**Aim:**
Every line from the one with "Decode this image" through the final line must be written out exactly, and no other line; omit the pictures.

**Exercise material:**
════════════════
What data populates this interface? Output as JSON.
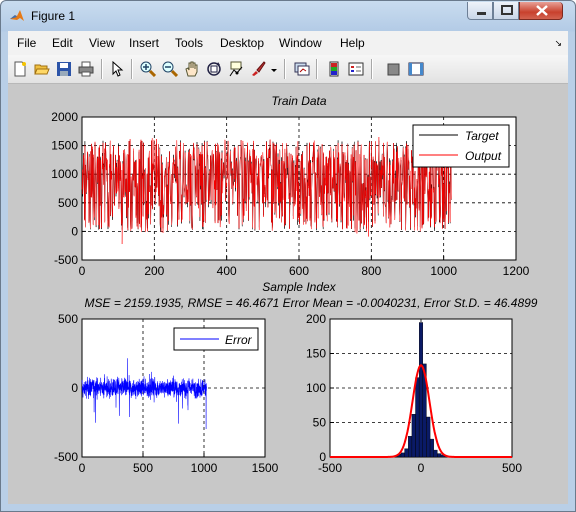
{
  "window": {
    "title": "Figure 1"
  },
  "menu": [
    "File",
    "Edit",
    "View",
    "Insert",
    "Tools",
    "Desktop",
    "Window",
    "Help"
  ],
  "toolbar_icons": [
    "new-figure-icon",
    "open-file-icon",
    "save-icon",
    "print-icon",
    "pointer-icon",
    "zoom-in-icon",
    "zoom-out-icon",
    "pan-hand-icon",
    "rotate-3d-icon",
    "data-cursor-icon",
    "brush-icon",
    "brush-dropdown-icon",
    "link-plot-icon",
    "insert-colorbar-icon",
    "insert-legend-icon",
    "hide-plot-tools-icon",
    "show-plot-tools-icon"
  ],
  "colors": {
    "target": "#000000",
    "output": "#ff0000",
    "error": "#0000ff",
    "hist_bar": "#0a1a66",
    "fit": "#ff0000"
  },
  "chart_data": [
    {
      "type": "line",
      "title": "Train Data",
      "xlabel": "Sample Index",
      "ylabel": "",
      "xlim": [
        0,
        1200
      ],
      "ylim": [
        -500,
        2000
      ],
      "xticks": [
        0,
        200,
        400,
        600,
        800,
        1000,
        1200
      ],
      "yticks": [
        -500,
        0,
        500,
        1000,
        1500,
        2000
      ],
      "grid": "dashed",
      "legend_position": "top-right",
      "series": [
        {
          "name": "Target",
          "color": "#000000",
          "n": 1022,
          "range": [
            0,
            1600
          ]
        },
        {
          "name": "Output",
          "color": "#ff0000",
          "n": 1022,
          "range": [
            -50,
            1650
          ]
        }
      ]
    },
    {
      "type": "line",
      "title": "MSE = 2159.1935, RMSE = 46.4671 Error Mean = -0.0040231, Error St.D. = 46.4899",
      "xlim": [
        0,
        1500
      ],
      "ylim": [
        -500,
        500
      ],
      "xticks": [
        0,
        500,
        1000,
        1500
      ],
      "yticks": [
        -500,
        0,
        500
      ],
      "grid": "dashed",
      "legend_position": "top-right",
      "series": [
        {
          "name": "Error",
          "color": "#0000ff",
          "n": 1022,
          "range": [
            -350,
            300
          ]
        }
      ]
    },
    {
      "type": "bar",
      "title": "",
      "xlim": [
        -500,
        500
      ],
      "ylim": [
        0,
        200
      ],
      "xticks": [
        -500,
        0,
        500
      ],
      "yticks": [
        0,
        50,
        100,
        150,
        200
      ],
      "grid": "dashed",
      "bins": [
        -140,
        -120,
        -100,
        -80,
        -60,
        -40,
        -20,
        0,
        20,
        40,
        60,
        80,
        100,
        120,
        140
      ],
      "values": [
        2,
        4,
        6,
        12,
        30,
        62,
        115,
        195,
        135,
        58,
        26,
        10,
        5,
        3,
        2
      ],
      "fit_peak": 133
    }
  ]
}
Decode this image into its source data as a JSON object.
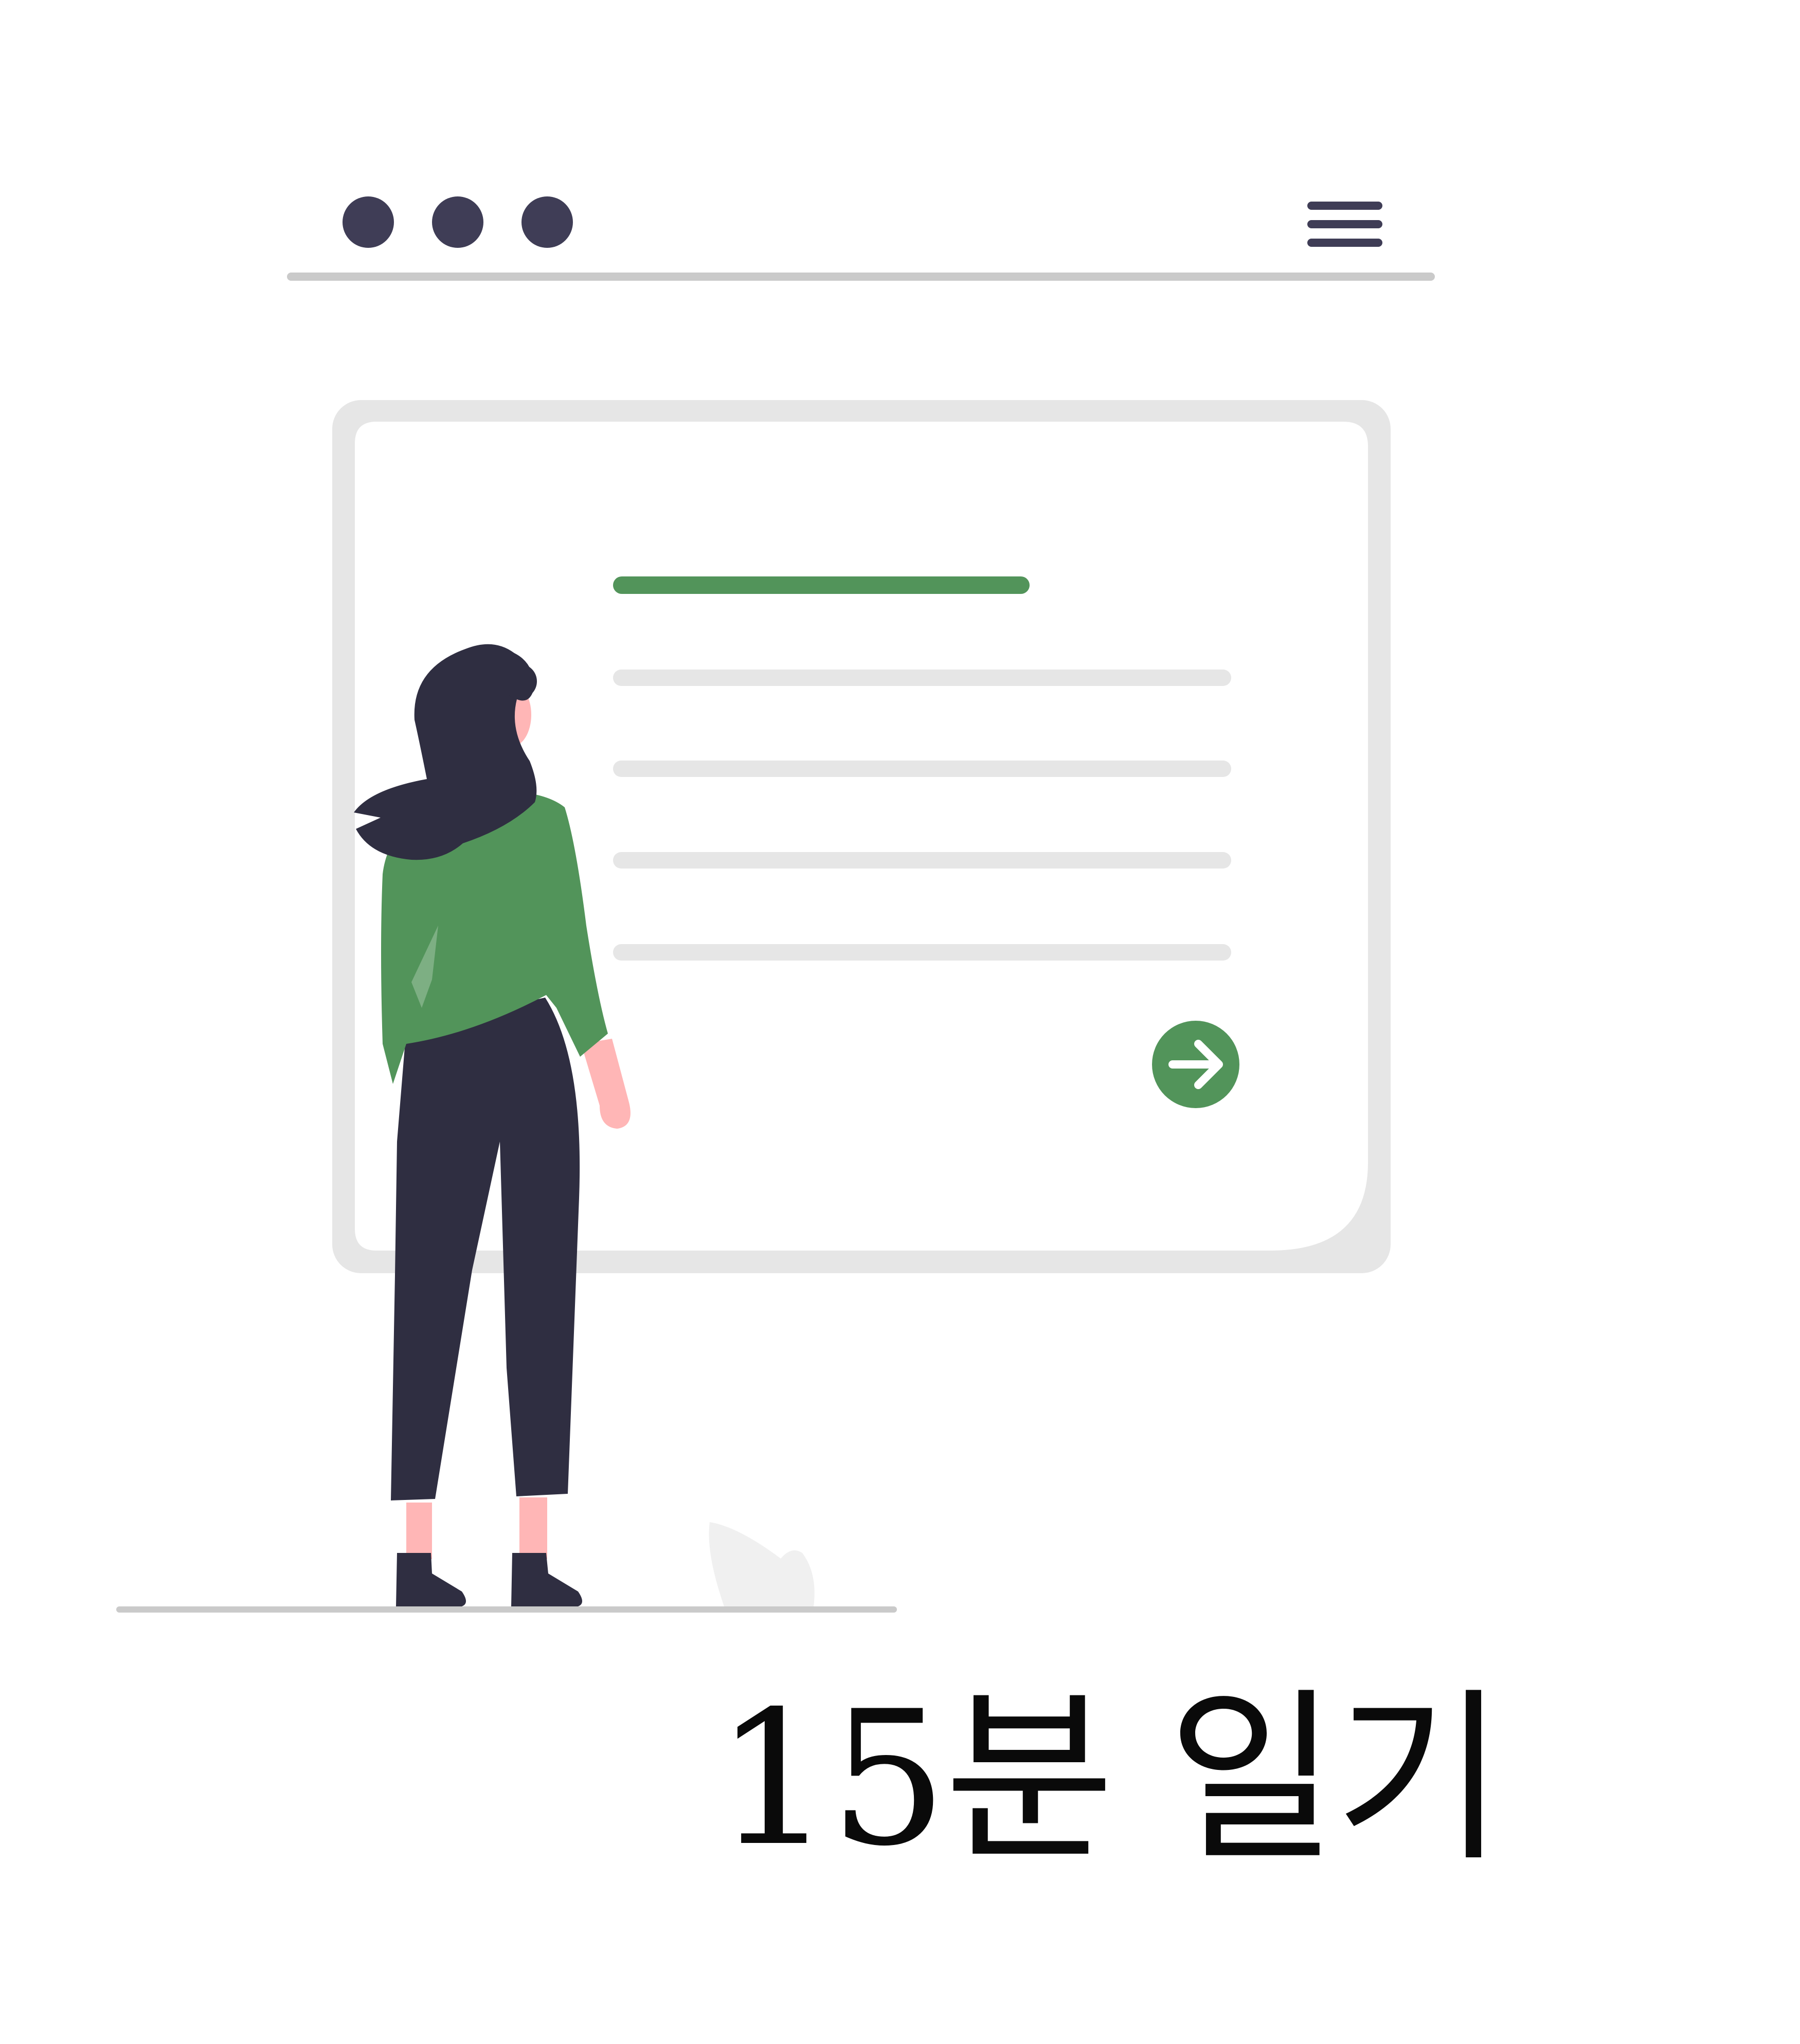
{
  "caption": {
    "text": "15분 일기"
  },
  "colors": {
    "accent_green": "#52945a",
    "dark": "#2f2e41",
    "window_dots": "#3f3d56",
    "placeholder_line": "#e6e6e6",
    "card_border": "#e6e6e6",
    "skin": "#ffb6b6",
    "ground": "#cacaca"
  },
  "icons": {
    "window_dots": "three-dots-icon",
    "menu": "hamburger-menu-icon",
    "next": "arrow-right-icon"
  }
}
════════════════
**Correct answer:**
Decode this image into its source data as a JSON object.
{
  "caption": {
    "text": "15분 일기"
  },
  "colors": {
    "accent_green": "#52945a",
    "dark": "#2f2e41",
    "window_dots": "#3f3d56",
    "placeholder_line": "#e6e6e6",
    "card_border": "#e6e6e6",
    "skin": "#ffb6b6",
    "ground": "#cacaca"
  },
  "icons": {
    "window_dots": "three-dots-icon",
    "menu": "hamburger-menu-icon",
    "next": "arrow-right-icon"
  }
}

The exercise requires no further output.